--- Set problem ---
Give back every line exactly as it appears, pictures excluded.

--- Data supplied ---
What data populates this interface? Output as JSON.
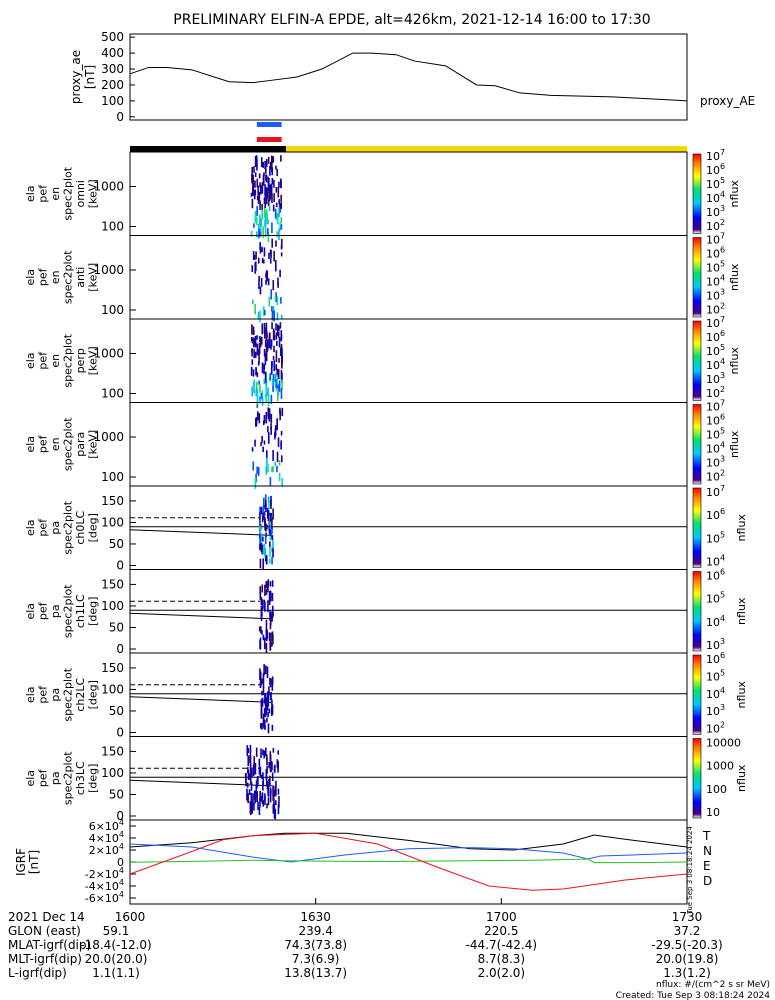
{
  "title": "PRELIMINARY ELFIN-A EPDE, alt=426km, 2021-12-14 16:00 to 17:30",
  "colors": {
    "black": "#000000",
    "blue": "#1f5cff",
    "red": "#e8141e",
    "yellow": "#f5d800",
    "green": "#22c322"
  },
  "chart_data": [
    {
      "type": "line",
      "id": "proxy_ae",
      "ylabel": [
        "proxy_ae",
        "[nT]"
      ],
      "right_label": "proxy_AE",
      "ylim": [
        -20,
        520
      ],
      "yticks": [
        "0",
        "100",
        "200",
        "300",
        "400",
        "500"
      ],
      "series": [
        {
          "name": "proxy_AE",
          "x": [
            0,
            3,
            6,
            10,
            16,
            20,
            23,
            27,
            31,
            36,
            39,
            43,
            46,
            51,
            56,
            59,
            63,
            68,
            73,
            78,
            83,
            88,
            90
          ],
          "y": [
            270,
            310,
            310,
            295,
            220,
            215,
            230,
            250,
            300,
            400,
            400,
            390,
            350,
            320,
            200,
            195,
            150,
            135,
            130,
            125,
            115,
            105,
            100
          ]
        }
      ]
    },
    {
      "type": "bar",
      "id": "science_zone_bars",
      "bars": [
        {
          "color": "blue",
          "x": [
            20.5,
            24.5
          ]
        },
        {
          "color": "red",
          "x": [
            20.5,
            24.5
          ]
        }
      ],
      "state_bar": [
        {
          "color": "black",
          "x": [
            0,
            25.2
          ]
        },
        {
          "color": "yellow",
          "x": [
            25.2,
            90
          ]
        }
      ]
    },
    {
      "type": "heatmap",
      "id": "energy_spectrograms",
      "panels": [
        {
          "ylabel": [
            "ela",
            "pef",
            "en",
            "spec2plot",
            "omni",
            "[keV]"
          ],
          "yticks": [
            "100",
            "1000"
          ],
          "cbar_ticks": [
            "10^7",
            "10^6",
            "10^5",
            "10^4",
            "10^3",
            "10^2"
          ],
          "cbar_label": "nflux"
        },
        {
          "ylabel": [
            "ela",
            "pef",
            "en",
            "spec2plot",
            "anti",
            "[keV]"
          ],
          "yticks": [
            "100",
            "1000"
          ],
          "cbar_ticks": [
            "10^7",
            "10^6",
            "10^5",
            "10^4",
            "10^3",
            "10^2"
          ],
          "cbar_label": "nflux"
        },
        {
          "ylabel": [
            "ela",
            "pef",
            "en",
            "spec2plot",
            "perp",
            "[keV]"
          ],
          "yticks": [
            "100",
            "1000"
          ],
          "cbar_ticks": [
            "10^7",
            "10^6",
            "10^5",
            "10^4",
            "10^3",
            "10^2"
          ],
          "cbar_label": "nflux"
        },
        {
          "ylabel": [
            "ela",
            "pef",
            "en",
            "spec2plot",
            "para",
            "[keV]"
          ],
          "yticks": [
            "100",
            "1000"
          ],
          "cbar_ticks": [
            "10^7",
            "10^6",
            "10^5",
            "10^4",
            "10^3",
            "10^2"
          ],
          "cbar_label": "nflux"
        }
      ]
    },
    {
      "type": "heatmap",
      "id": "pitch_angle_spectrograms",
      "panels": [
        {
          "ylabel": [
            "ela",
            "pef",
            "pa",
            "spec2plot",
            "ch0LC",
            "[deg]"
          ],
          "yticks": [
            "0",
            "50",
            "100",
            "150"
          ],
          "cbar_ticks": [
            "10^7",
            "10^6",
            "10^5",
            "10^4"
          ],
          "cbar_label": "nflux"
        },
        {
          "ylabel": [
            "ela",
            "pef",
            "pa",
            "spec2plot",
            "ch1LC",
            "[deg]"
          ],
          "yticks": [
            "0",
            "50",
            "100",
            "150"
          ],
          "cbar_ticks": [
            "10^6",
            "10^5",
            "10^4",
            "10^3"
          ],
          "cbar_label": "nflux"
        },
        {
          "ylabel": [
            "ela",
            "pef",
            "pa",
            "spec2plot",
            "ch2LC",
            "[deg]"
          ],
          "yticks": [
            "0",
            "50",
            "100",
            "150"
          ],
          "cbar_ticks": [
            "10^6",
            "10^5",
            "10^4",
            "10^3",
            "10^2"
          ],
          "cbar_label": "nflux"
        },
        {
          "ylabel": [
            "ela",
            "pef",
            "pa",
            "spec2plot",
            "ch3LC",
            "[deg]"
          ],
          "yticks": [
            "0",
            "50",
            "100",
            "150"
          ],
          "cbar_ticks": [
            "10000",
            "1000",
            "100",
            "10"
          ],
          "cbar_label": "nflux"
        }
      ]
    },
    {
      "type": "line",
      "id": "igrf",
      "ylabel": [
        "IGRF",
        "[nT]"
      ],
      "ylim": [
        -70000,
        70000
      ],
      "yticks": [
        "-6×10^4",
        "-4×10^4",
        "-2×10^4",
        "0",
        "2×10^4",
        "4×10^4",
        "6×10^4"
      ],
      "series": [
        {
          "name": "T",
          "color": "black",
          "x": [
            0,
            10,
            20,
            25,
            35,
            45,
            55,
            62,
            70,
            75,
            80,
            90
          ],
          "y": [
            25000,
            32000,
            44000,
            48000,
            48000,
            36000,
            22000,
            20000,
            30000,
            45000,
            38000,
            25000
          ]
        },
        {
          "name": "N",
          "color": "blue",
          "x": [
            0,
            10,
            20,
            26,
            35,
            45,
            55,
            62,
            70,
            74,
            76,
            82,
            90
          ],
          "y": [
            30000,
            25000,
            8000,
            0,
            12000,
            22000,
            24000,
            22000,
            15000,
            5000,
            10000,
            12000,
            15000
          ]
        },
        {
          "name": "E",
          "color": "green",
          "x": [
            0,
            10,
            20,
            25,
            35,
            45,
            55,
            65,
            74,
            75,
            82,
            90
          ],
          "y": [
            -500,
            1000,
            3000,
            2000,
            1000,
            1000,
            2000,
            3000,
            5000,
            -1000,
            -1000,
            0
          ]
        },
        {
          "name": "D",
          "color": "red",
          "x": [
            0,
            8,
            15,
            20,
            30,
            40,
            50,
            58,
            65,
            70,
            80,
            90
          ],
          "y": [
            -20000,
            10000,
            37000,
            44000,
            48000,
            30000,
            -10000,
            -40000,
            -47000,
            -45000,
            -30000,
            -20000
          ]
        }
      ]
    }
  ],
  "ephemeris": {
    "date_label": "2021 Dec 14",
    "tick_times": [
      "1600",
      "1630",
      "1700",
      "1730"
    ],
    "rows": [
      {
        "label": "GLON (east)",
        "values": [
          "59.1",
          "239.4",
          "220.5",
          "37.2"
        ]
      },
      {
        "label": "MLAT-igrf(dip)",
        "values": [
          "-18.4(-12.0)",
          "74.3(73.8)",
          "-44.7(-42.4)",
          "-29.5(-20.3)"
        ]
      },
      {
        "label": "MLT-igrf(dip)",
        "values": [
          "20.0(20.0)",
          "7.3(6.9)",
          "8.7(8.3)",
          "20.0(19.8)"
        ]
      },
      {
        "label": "L-igrf(dip)",
        "values": [
          "1.1(1.1)",
          "13.8(13.7)",
          "2.0(2.0)",
          "1.3(1.2)"
        ]
      }
    ]
  },
  "footer": {
    "units": "nflux: #/(cm^2 s sr MeV)",
    "created": "Created: Tue Sep  3 08:18:24 2024",
    "vertical_stamp": "Tue Sep  3 08:18:24 2024"
  }
}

--- Task answer ---
What data populates this interface? Output as JSON.
{
  "title": "PRELIMINARY ELFIN-A EPDE, alt=426km, 2021-12-14 16:00 to 17:30",
  "colors": {
    "black": "#000000",
    "blue": "#1f5cff",
    "red": "#e8141e",
    "yellow": "#f5d800",
    "green": "#22c322"
  },
  "chart_data": [
    {
      "type": "line",
      "id": "proxy_ae",
      "ylabel": [
        "proxy_ae",
        "[nT]"
      ],
      "right_label": "proxy_AE",
      "ylim": [
        -20,
        520
      ],
      "yticks": [
        "0",
        "100",
        "200",
        "300",
        "400",
        "500"
      ],
      "series": [
        {
          "name": "proxy_AE",
          "x": [
            0,
            3,
            6,
            10,
            16,
            20,
            23,
            27,
            31,
            36,
            39,
            43,
            46,
            51,
            56,
            59,
            63,
            68,
            73,
            78,
            83,
            88,
            90
          ],
          "y": [
            270,
            310,
            310,
            295,
            220,
            215,
            230,
            250,
            300,
            400,
            400,
            390,
            350,
            320,
            200,
            195,
            150,
            135,
            130,
            125,
            115,
            105,
            100
          ]
        }
      ]
    },
    {
      "type": "bar",
      "id": "science_zone_bars",
      "bars": [
        {
          "color": "blue",
          "x": [
            20.5,
            24.5
          ]
        },
        {
          "color": "red",
          "x": [
            20.5,
            24.5
          ]
        }
      ],
      "state_bar": [
        {
          "color": "black",
          "x": [
            0,
            25.2
          ]
        },
        {
          "color": "yellow",
          "x": [
            25.2,
            90
          ]
        }
      ]
    },
    {
      "type": "heatmap",
      "id": "energy_spectrograms",
      "panels": [
        {
          "ylabel": [
            "ela",
            "pef",
            "en",
            "spec2plot",
            "omni",
            "[keV]"
          ],
          "yticks": [
            "100",
            "1000"
          ],
          "cbar_ticks": [
            "10^7",
            "10^6",
            "10^5",
            "10^4",
            "10^3",
            "10^2"
          ],
          "cbar_label": "nflux"
        },
        {
          "ylabel": [
            "ela",
            "pef",
            "en",
            "spec2plot",
            "anti",
            "[keV]"
          ],
          "yticks": [
            "100",
            "1000"
          ],
          "cbar_ticks": [
            "10^7",
            "10^6",
            "10^5",
            "10^4",
            "10^3",
            "10^2"
          ],
          "cbar_label": "nflux"
        },
        {
          "ylabel": [
            "ela",
            "pef",
            "en",
            "spec2plot",
            "perp",
            "[keV]"
          ],
          "yticks": [
            "100",
            "1000"
          ],
          "cbar_ticks": [
            "10^7",
            "10^6",
            "10^5",
            "10^4",
            "10^3",
            "10^2"
          ],
          "cbar_label": "nflux"
        },
        {
          "ylabel": [
            "ela",
            "pef",
            "en",
            "spec2plot",
            "para",
            "[keV]"
          ],
          "yticks": [
            "100",
            "1000"
          ],
          "cbar_ticks": [
            "10^7",
            "10^6",
            "10^5",
            "10^4",
            "10^3",
            "10^2"
          ],
          "cbar_label": "nflux"
        }
      ]
    },
    {
      "type": "heatmap",
      "id": "pitch_angle_spectrograms",
      "panels": [
        {
          "ylabel": [
            "ela",
            "pef",
            "pa",
            "spec2plot",
            "ch0LC",
            "[deg]"
          ],
          "yticks": [
            "0",
            "50",
            "100",
            "150"
          ],
          "cbar_ticks": [
            "10^7",
            "10^6",
            "10^5",
            "10^4"
          ],
          "cbar_label": "nflux"
        },
        {
          "ylabel": [
            "ela",
            "pef",
            "pa",
            "spec2plot",
            "ch1LC",
            "[deg]"
          ],
          "yticks": [
            "0",
            "50",
            "100",
            "150"
          ],
          "cbar_ticks": [
            "10^6",
            "10^5",
            "10^4",
            "10^3"
          ],
          "cbar_label": "nflux"
        },
        {
          "ylabel": [
            "ela",
            "pef",
            "pa",
            "spec2plot",
            "ch2LC",
            "[deg]"
          ],
          "yticks": [
            "0",
            "50",
            "100",
            "150"
          ],
          "cbar_ticks": [
            "10^6",
            "10^5",
            "10^4",
            "10^3",
            "10^2"
          ],
          "cbar_label": "nflux"
        },
        {
          "ylabel": [
            "ela",
            "pef",
            "pa",
            "spec2plot",
            "ch3LC",
            "[deg]"
          ],
          "yticks": [
            "0",
            "50",
            "100",
            "150"
          ],
          "cbar_ticks": [
            "10000",
            "1000",
            "100",
            "10"
          ],
          "cbar_label": "nflux"
        }
      ]
    },
    {
      "type": "line",
      "id": "igrf",
      "ylabel": [
        "IGRF",
        "[nT]"
      ],
      "ylim": [
        -70000,
        70000
      ],
      "yticks": [
        "-6×10^4",
        "-4×10^4",
        "-2×10^4",
        "0",
        "2×10^4",
        "4×10^4",
        "6×10^4"
      ],
      "series": [
        {
          "name": "T",
          "color": "black",
          "x": [
            0,
            10,
            20,
            25,
            35,
            45,
            55,
            62,
            70,
            75,
            80,
            90
          ],
          "y": [
            25000,
            32000,
            44000,
            48000,
            48000,
            36000,
            22000,
            20000,
            30000,
            45000,
            38000,
            25000
          ]
        },
        {
          "name": "N",
          "color": "blue",
          "x": [
            0,
            10,
            20,
            26,
            35,
            45,
            55,
            62,
            70,
            74,
            76,
            82,
            90
          ],
          "y": [
            30000,
            25000,
            8000,
            0,
            12000,
            22000,
            24000,
            22000,
            15000,
            5000,
            10000,
            12000,
            15000
          ]
        },
        {
          "name": "E",
          "color": "green",
          "x": [
            0,
            10,
            20,
            25,
            35,
            45,
            55,
            65,
            74,
            75,
            82,
            90
          ],
          "y": [
            -500,
            1000,
            3000,
            2000,
            1000,
            1000,
            2000,
            3000,
            5000,
            -1000,
            -1000,
            0
          ]
        },
        {
          "name": "D",
          "color": "red",
          "x": [
            0,
            8,
            15,
            20,
            30,
            40,
            50,
            58,
            65,
            70,
            80,
            90
          ],
          "y": [
            -20000,
            10000,
            37000,
            44000,
            48000,
            30000,
            -10000,
            -40000,
            -47000,
            -45000,
            -30000,
            -20000
          ]
        }
      ]
    }
  ],
  "ephemeris": {
    "date_label": "2021 Dec 14",
    "tick_times": [
      "1600",
      "1630",
      "1700",
      "1730"
    ],
    "rows": [
      {
        "label": "GLON (east)",
        "values": [
          "59.1",
          "239.4",
          "220.5",
          "37.2"
        ]
      },
      {
        "label": "MLAT-igrf(dip)",
        "values": [
          "-18.4(-12.0)",
          "74.3(73.8)",
          "-44.7(-42.4)",
          "-29.5(-20.3)"
        ]
      },
      {
        "label": "MLT-igrf(dip)",
        "values": [
          "20.0(20.0)",
          "7.3(6.9)",
          "8.7(8.3)",
          "20.0(19.8)"
        ]
      },
      {
        "label": "L-igrf(dip)",
        "values": [
          "1.1(1.1)",
          "13.8(13.7)",
          "2.0(2.0)",
          "1.3(1.2)"
        ]
      }
    ]
  },
  "footer": {
    "units": "nflux: #/(cm^2 s sr MeV)",
    "created": "Created: Tue Sep  3 08:18:24 2024",
    "vertical_stamp": "Tue Sep  3 08:18:24 2024"
  }
}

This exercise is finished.